-- START Supplied data --

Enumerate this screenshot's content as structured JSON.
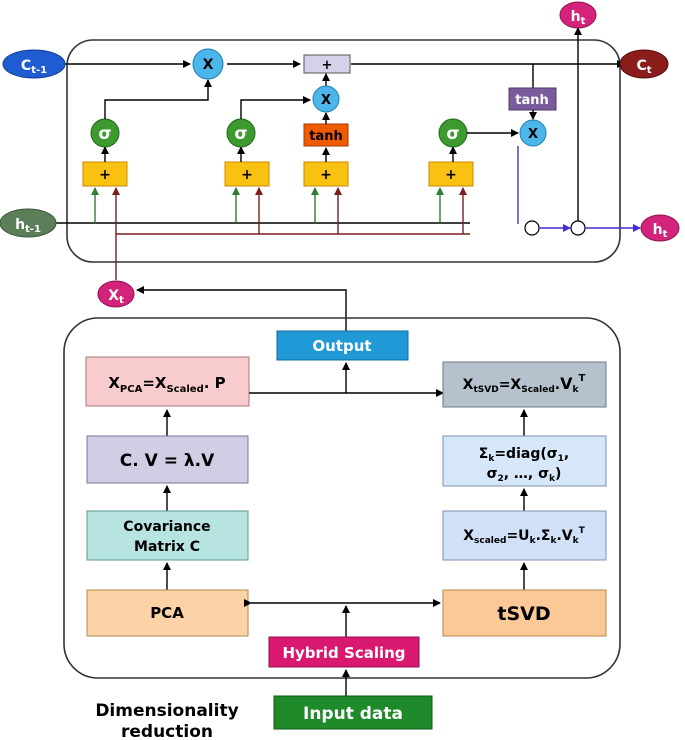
{
  "lstm": {
    "c_prev": {
      "main": "C",
      "sub": "t-1"
    },
    "c_next": {
      "main": "C",
      "sub": "t"
    },
    "h_prev": {
      "main": "h",
      "sub": "t-1"
    },
    "h_top": {
      "main": "h",
      "sub": "t"
    },
    "h_right": {
      "main": "h",
      "sub": "t"
    },
    "x_input": {
      "main": "X",
      "sub": "t"
    },
    "multiply": "X",
    "plus": "+",
    "sigma": "σ",
    "tanh": "tanh"
  },
  "dr": {
    "output": "Output",
    "pca_proj": {
      "a": "X",
      "a_sub": "PCA",
      "eq": "=X",
      "b_sub": "Scaled",
      "tail": ". P"
    },
    "eigen": "C. V = λ.V",
    "covariance": [
      "Covariance",
      "Matrix C"
    ],
    "pca": "PCA",
    "hybrid": "Hybrid Scaling",
    "input": "Input data",
    "tsvd": "tSVD",
    "tsvd_proj": {
      "a": "X",
      "a_sub": "tSVD",
      "eq": "=X",
      "b_sub": "Scaled",
      "dot": ".",
      "v": "V",
      "v_sub": "k",
      "v_sup": "T"
    },
    "sigma_k": {
      "line1_a": "Σ",
      "line1_sub": "k",
      "line1_b": "=diag(σ",
      "line1_sub2": "1",
      "line1_c": ",",
      "line2_a": "σ",
      "line2_sub": "2",
      "line2_b": ", …, σ",
      "line2_sub2": "k",
      "line2_c": ")"
    },
    "svd_eq": {
      "a": "X",
      "a_sub": "scaled",
      "b": "=U",
      "b_sub": "k",
      "c": ".Σ",
      "c_sub": "k",
      "d": ".V",
      "d_sub": "k",
      "d_sup": "T"
    },
    "caption": [
      "Dimensionality",
      "reduction"
    ]
  }
}
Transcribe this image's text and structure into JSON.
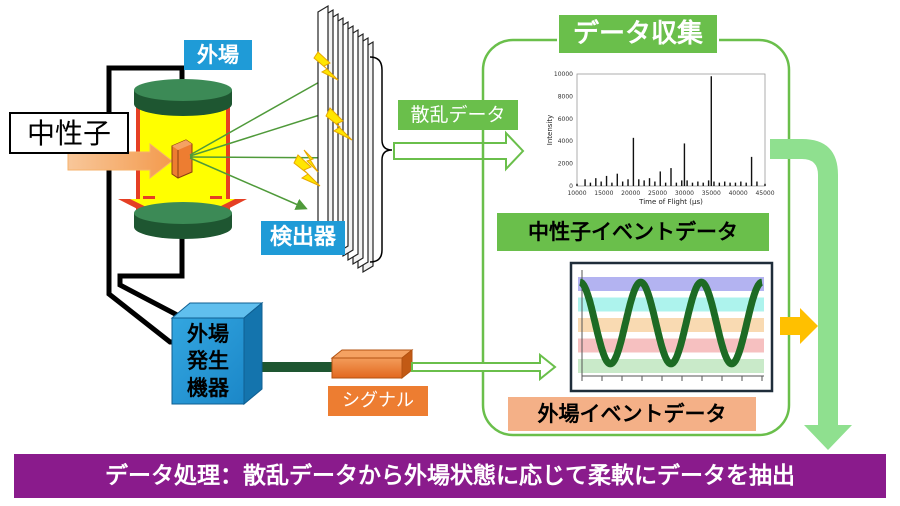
{
  "labels": {
    "neutron": "中性子",
    "external_field": "外場",
    "detector": "検出器",
    "scatter_data": "散乱データ",
    "data_collection": "データ収集",
    "field_generator_lines": [
      "外場",
      "発生",
      "機器"
    ],
    "signal": "シグナル",
    "neutron_event_data": "中性子イベントデータ",
    "field_event_data": "外場イベントデータ",
    "footer": "データ処理：散乱データから外場状態に応じて柔軟にデータを抽出"
  },
  "tof_chart": {
    "ylabel": "Intensity",
    "xlabel": "Time of Flight (μs)",
    "y_ticks": [
      "0",
      "2000",
      "4000",
      "6000",
      "8000",
      "10000"
    ],
    "x_ticks": [
      "10000",
      "15000",
      "20000",
      "25000",
      "30000",
      "35000",
      "40000",
      "45000"
    ]
  },
  "chart_data": [
    {
      "type": "line",
      "title": "",
      "xlabel": "Time of Flight (μs)",
      "ylabel": "Intensity",
      "xlim": [
        10000,
        45000
      ],
      "ylim": [
        0,
        10000
      ],
      "x": [
        10000,
        11500,
        12500,
        13500,
        14500,
        15500,
        16500,
        17500,
        18500,
        19500,
        20500,
        21500,
        22500,
        23500,
        24500,
        25500,
        26500,
        27500,
        28500,
        29500,
        30000,
        30500,
        31500,
        32500,
        33500,
        34500,
        35000,
        35500,
        36500,
        37500,
        38500,
        39500,
        40500,
        41500,
        42500,
        43500,
        45000
      ],
      "y": [
        200,
        600,
        300,
        700,
        400,
        900,
        300,
        1100,
        400,
        600,
        4300,
        600,
        500,
        700,
        400,
        1300,
        300,
        1600,
        300,
        500,
        3800,
        500,
        300,
        400,
        300,
        500,
        9800,
        400,
        300,
        400,
        300,
        300,
        400,
        300,
        2600,
        400,
        200
      ]
    },
    {
      "type": "line",
      "title": "",
      "series": [
        {
          "values": [
            0.85,
            -0.85,
            0.85,
            -0.85,
            0.85,
            -0.85
          ]
        }
      ],
      "cycles": 3
    }
  ],
  "colors": {
    "cryostat_fill": "#ffff00",
    "cylinder_cap": "#1e5631",
    "label_blue": "#1f9bd7",
    "data_green": "#6abf4b",
    "signal_orange": "#ed7d31",
    "footer_purple": "#8a1b8c",
    "arrow_light_green": "#8fe08f",
    "arrow_orange": "#ffc000"
  },
  "band_colors": [
    "#a6a6ef",
    "#9ff1ea",
    "#f8d4a4",
    "#f5b5b5",
    "#bfe6bf"
  ]
}
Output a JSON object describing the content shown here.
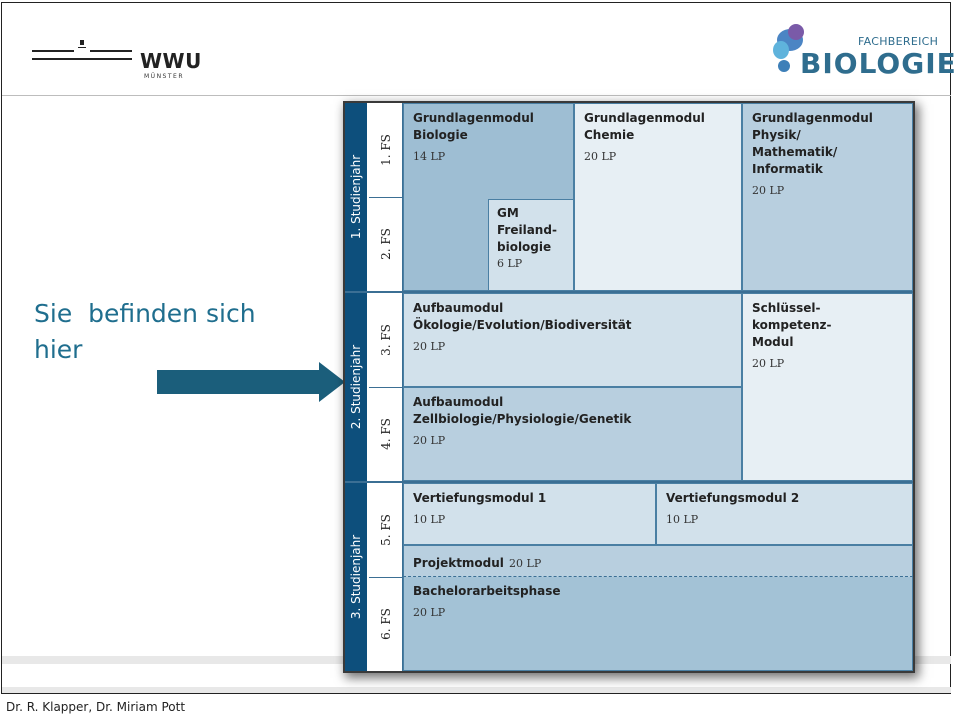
{
  "header": {
    "wwu_logo": {
      "name": "WWU",
      "sub": "MÜNSTER"
    },
    "bio_logo": {
      "small": "FACHBEREICH",
      "big": "BIOLOGIE"
    }
  },
  "callout": {
    "text": "Sie  befinden sich\nhier"
  },
  "footer": {
    "authors": "Dr. R. Klapper, Dr. Miriam Pott"
  },
  "diagram": {
    "years": [
      "1. Studienjahr",
      "2. Studienjahr",
      "3. Studienjahr"
    ],
    "semesters": [
      "1. FS",
      "2. FS",
      "3. FS",
      "4. FS",
      "5. FS",
      "6. FS"
    ],
    "modules": {
      "gm_bio": {
        "title": "Grundlagenmodul\nBiologie",
        "lp": "14 LP"
      },
      "gm_chem": {
        "title": "Grundlagenmodul\nChemie",
        "lp": "20 LP"
      },
      "gm_phys": {
        "title": "Grundlagenmodul\nPhysik/\nMathematik/\nInformatik",
        "lp": "20 LP"
      },
      "gm_frei": {
        "title": "GM\nFreiland-\nbiologie",
        "lp": "6 LP"
      },
      "am_oeko": {
        "title": "Aufbaumodul\nÖkologie/Evolution/Biodiversität",
        "lp": "20 LP"
      },
      "schluessel": {
        "title": "Schlüssel-\nkompetenz-\nModul",
        "lp": "20 LP"
      },
      "am_zell": {
        "title": "Aufbaumodul\nZellbiologie/Physiologie/Genetik",
        "lp": "20 LP"
      },
      "vm1": {
        "title": "Vertiefungsmodul 1",
        "lp": "10 LP"
      },
      "vm2": {
        "title": "Vertiefungsmodul 2",
        "lp": "10 LP"
      },
      "projekt": {
        "title": "Projektmodul",
        "lp": "20 LP"
      },
      "bachelor": {
        "title": "Bachelorarbeitsphase",
        "lp": "20 LP"
      }
    }
  },
  "colors": {
    "accent": "#1f6e8e",
    "year_bar": "#0d4f7c",
    "arrow": "#1b5e7b"
  }
}
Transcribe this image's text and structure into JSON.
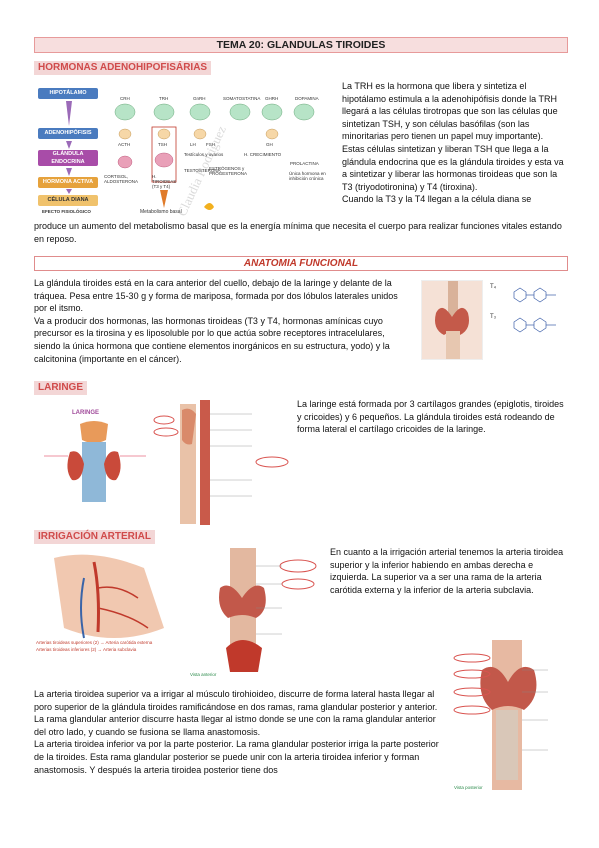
{
  "header": {
    "title": "TEMA 20: GLANDULAS TIROIDES"
  },
  "sections": {
    "hormonas": "HORMONAS ADENOHIPOFISÁRIAS",
    "anatomia": "ANATOMIA FUNCIONAL",
    "laringe": "LARINGE",
    "irrigacion": "IRRIGACIÓN ARTERIAL"
  },
  "texts": {
    "trh": "La TRH es la hormona que libera y sintetiza el hipotálamo estimula a la adenohipófisis donde la TRH llegará a las células tirotropas que son las células que sintetizan TSH, y son células basófilas (son las minoritarias pero tienen un papel muy importante).",
    "tsh": "Estas células sintetizan y liberan TSH que llega a la glándula endocrina que es la glándula tiroides y esta va a sintetizar y liberar las hormonas tiroideas que son la T3 (triyodotironina) y T4 (tiroxina).",
    "diana_a": "Cuando la T3 y la T4 llegan a la célula diana se",
    "diana_b": "produce un aumento del metabolismo basal que es la energía mínima que necesita el cuerpo para realizar funciones vitales estando en reposo.",
    "anat1": "La glándula tiroides está en la cara anterior del cuello, debajo de la laringe y delante de la tráquea. Pesa entre 15-30 g y forma de mariposa, formada por dos lóbulos laterales unidos por el itsmo.",
    "anat2": "Va a producir dos hormonas, las hormonas tiroideas (T3 y T4, hormonas amínicas cuyo precursor es la tirosina y es liposoluble por lo que actúa sobre receptores intracelulares, siendo la única hormona que contiene elementos inorgánicos en su estructura, yodo) y la calcitonina (importante en el cáncer).",
    "laringe": "La laringe está formada por 3 cartílagos grandes (epiglotis, tiroides y cricoides) y 6 pequeños. La glándula tiroides está rodeando de forma lateral el cartílago cricoides de la laringe.",
    "irrig1": "En cuanto a la irrigación arterial tenemos la arteria tiroidea superior y la inferior habiendo en ambas derecha e izquierda. La superior va a ser una rama de la arteria carótida externa y la inferior de la arteria subclavia.",
    "irrig2": "La arteria tiroidea superior va a irrigar al músculo tirohioideo, discurre de forma lateral hasta llegar al poro superior de la glándula tiroides ramificándose en dos ramas, rama glandular posterior y anterior.",
    "irrig3": "La rama glandular anterior discurre hasta llegar al istmo donde se une con la rama glandular anterior del otro lado, y cuando se fusiona se llama anastomosis.",
    "irrig4": "La arteria tiroidea inferior va por la parte posterior. La rama glandular posterior irriga la parte posterior de la tiroides. Esta rama glandular posterior se puede unir con la arteria tiroidea inferior y forman anastomosis. Y después la arteria tiroidea posterior tiene dos"
  },
  "diagram": {
    "left_labels": [
      "HIPOTÁLAMO",
      "ADENOHIPÓFISIS",
      "GLÁNDULA ENDOCRINA",
      "HORMONA ACTIVA",
      "CÉLULA DIANA"
    ],
    "efecto": "EFECTO FISIOLÓGICO",
    "columns": [
      "CRH",
      "TRH",
      "GnRH",
      "SOMATOSTATINA",
      "GHRH",
      "DOPAMINA"
    ],
    "pituitary": [
      "ACTH",
      "TSH",
      "LH",
      "FSH",
      "GH",
      "PROLACTINA"
    ],
    "outputs": [
      "CORTISOL, ALDOSTERONA",
      "H. TIROIDEAS (T3 y T4)",
      "Testículos y ovarios",
      "TESTOSTERONA",
      "ESTRÓGENOS y PROGESTERONA",
      "H. CRECIMIENTO",
      "Única hormona en inhibición crónica"
    ],
    "metabolismo": "Metabolismo basal",
    "watermark": "Claudia Rodriguez"
  },
  "formula_labels": [
    "T₄",
    "T₃"
  ],
  "figure_labels": {
    "laringe_title": "LARINGE",
    "irrig_legend_1": "Arterias tiroideas superiores (2) → Arteria carótida externa",
    "irrig_legend_2": "Arterias tiroideas inferiores (2) → Arteria subclavia",
    "vista_anterior": "Vista anterior",
    "vista_posterior": "Vista posterior"
  },
  "colors": {
    "accent": "#d04b4b",
    "section_bg": "#f3d6d6"
  }
}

-- END Supplied data --

In the listing, find each line with the string "basal" and copy it.

» **Right answer**:
    "diana_b": "produce un aumento del metabolismo basal que es la energía mínima que necesita el cuerpo para realizar funciones vitales estando en reposo.",
    "metabolismo": "Metabolismo basal",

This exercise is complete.